■ **Raw records**
┌────────

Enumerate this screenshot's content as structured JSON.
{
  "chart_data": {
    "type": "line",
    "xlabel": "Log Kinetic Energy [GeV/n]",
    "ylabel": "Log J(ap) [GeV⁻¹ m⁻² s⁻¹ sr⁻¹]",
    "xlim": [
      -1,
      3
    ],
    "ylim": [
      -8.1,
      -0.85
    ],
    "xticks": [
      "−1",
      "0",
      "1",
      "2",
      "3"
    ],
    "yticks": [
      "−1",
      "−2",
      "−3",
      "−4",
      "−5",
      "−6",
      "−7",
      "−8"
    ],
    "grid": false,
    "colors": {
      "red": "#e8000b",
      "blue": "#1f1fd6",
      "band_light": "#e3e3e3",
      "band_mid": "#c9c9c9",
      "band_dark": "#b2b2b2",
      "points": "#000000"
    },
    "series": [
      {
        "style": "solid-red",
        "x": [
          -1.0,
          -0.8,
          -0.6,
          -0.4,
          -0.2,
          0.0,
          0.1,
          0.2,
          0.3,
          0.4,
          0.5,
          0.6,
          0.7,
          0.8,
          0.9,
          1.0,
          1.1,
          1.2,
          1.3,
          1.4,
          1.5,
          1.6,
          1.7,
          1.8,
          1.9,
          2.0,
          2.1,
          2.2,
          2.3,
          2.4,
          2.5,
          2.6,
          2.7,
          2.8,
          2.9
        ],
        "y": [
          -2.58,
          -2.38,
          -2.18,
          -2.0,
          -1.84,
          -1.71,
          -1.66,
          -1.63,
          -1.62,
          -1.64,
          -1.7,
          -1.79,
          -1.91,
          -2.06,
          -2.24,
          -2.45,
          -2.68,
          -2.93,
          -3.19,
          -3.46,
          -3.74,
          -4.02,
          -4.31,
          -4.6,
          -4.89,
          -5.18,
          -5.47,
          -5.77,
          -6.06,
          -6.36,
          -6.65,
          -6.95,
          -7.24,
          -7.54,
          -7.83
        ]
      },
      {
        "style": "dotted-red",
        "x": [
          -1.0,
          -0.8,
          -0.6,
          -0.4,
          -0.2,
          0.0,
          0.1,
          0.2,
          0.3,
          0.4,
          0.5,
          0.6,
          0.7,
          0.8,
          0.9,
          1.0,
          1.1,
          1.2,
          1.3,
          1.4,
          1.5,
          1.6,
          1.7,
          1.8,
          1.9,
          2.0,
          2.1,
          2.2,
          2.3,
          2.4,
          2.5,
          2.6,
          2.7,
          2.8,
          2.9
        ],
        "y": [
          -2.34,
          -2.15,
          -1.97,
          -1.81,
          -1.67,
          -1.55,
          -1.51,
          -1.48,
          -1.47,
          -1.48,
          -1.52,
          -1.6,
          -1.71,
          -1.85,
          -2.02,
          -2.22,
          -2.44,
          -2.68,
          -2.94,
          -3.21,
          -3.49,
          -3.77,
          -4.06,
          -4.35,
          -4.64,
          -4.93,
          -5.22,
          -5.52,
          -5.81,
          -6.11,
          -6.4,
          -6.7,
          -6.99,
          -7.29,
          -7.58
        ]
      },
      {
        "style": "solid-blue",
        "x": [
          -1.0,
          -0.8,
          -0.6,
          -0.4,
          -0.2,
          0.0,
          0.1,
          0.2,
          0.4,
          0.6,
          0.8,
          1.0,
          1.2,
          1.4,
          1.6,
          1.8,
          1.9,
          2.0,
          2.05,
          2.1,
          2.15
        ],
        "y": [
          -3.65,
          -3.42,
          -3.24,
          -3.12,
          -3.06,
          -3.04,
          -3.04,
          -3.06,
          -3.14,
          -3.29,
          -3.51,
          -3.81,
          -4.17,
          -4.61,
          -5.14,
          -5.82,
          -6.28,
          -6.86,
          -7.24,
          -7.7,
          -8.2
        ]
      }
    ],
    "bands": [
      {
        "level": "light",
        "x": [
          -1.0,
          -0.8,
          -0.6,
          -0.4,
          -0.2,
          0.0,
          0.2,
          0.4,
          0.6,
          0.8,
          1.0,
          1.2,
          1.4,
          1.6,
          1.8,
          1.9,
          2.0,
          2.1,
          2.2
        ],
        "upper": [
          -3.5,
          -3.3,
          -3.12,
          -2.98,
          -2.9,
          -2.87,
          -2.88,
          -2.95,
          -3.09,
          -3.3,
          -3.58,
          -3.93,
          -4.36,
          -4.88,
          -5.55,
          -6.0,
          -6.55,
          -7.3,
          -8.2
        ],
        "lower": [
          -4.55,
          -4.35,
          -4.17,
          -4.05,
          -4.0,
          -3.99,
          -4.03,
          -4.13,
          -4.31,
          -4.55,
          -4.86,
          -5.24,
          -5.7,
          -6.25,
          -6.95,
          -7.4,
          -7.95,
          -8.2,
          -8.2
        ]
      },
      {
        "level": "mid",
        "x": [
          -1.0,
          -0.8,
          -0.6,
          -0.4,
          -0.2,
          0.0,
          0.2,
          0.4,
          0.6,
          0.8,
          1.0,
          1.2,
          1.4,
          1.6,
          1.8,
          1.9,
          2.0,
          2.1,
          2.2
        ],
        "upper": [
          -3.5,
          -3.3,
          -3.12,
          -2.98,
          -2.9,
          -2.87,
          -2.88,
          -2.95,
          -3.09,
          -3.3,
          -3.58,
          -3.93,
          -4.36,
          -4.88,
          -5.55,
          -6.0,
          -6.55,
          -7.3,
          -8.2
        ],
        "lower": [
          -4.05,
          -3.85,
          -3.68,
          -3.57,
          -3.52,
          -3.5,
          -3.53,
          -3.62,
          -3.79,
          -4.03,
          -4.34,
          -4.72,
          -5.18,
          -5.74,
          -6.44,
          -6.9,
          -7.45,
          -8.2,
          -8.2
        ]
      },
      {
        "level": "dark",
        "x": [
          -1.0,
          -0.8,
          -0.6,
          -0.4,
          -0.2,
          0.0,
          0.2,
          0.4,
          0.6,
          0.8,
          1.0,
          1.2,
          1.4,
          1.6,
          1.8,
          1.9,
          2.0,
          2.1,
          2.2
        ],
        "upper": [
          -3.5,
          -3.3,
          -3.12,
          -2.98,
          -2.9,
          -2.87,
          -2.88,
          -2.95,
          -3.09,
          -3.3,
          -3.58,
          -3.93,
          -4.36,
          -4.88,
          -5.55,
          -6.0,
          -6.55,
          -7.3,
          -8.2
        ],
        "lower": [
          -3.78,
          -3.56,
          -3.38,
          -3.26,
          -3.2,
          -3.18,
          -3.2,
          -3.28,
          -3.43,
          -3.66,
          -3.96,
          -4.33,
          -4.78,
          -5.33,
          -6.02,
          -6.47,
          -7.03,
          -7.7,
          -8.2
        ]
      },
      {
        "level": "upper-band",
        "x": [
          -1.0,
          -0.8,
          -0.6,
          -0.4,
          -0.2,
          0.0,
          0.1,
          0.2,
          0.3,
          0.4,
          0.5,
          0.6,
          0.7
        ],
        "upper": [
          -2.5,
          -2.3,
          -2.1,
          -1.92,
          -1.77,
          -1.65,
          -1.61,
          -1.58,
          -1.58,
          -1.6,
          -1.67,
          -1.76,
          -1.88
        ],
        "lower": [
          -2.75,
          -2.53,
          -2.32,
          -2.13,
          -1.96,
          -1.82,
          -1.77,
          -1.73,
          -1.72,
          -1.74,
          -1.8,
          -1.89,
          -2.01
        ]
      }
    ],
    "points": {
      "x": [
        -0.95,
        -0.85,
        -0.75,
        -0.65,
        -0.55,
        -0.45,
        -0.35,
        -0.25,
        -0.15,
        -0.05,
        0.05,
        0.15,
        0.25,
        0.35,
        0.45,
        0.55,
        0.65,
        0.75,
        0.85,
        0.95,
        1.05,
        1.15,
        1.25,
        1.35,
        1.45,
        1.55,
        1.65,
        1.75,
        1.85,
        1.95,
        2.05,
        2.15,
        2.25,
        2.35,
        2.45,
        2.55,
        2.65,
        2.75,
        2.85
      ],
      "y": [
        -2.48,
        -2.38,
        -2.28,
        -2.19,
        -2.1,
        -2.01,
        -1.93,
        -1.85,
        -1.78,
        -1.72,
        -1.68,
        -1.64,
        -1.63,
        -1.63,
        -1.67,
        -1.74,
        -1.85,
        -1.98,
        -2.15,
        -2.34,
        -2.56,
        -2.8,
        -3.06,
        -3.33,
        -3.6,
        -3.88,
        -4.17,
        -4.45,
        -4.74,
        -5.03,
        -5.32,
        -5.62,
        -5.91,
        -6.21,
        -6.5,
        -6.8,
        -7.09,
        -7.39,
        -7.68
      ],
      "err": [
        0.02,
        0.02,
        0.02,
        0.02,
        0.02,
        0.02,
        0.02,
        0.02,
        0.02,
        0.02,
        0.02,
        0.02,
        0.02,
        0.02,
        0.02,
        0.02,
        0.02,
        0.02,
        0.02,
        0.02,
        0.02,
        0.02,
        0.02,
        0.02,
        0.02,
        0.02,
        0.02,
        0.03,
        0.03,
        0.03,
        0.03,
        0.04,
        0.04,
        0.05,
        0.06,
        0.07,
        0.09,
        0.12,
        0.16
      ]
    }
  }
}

└────────

■ **Problem to work on**
Tally the lines of the records holding the word "level", then give only the resulting number.

■ **The output**
4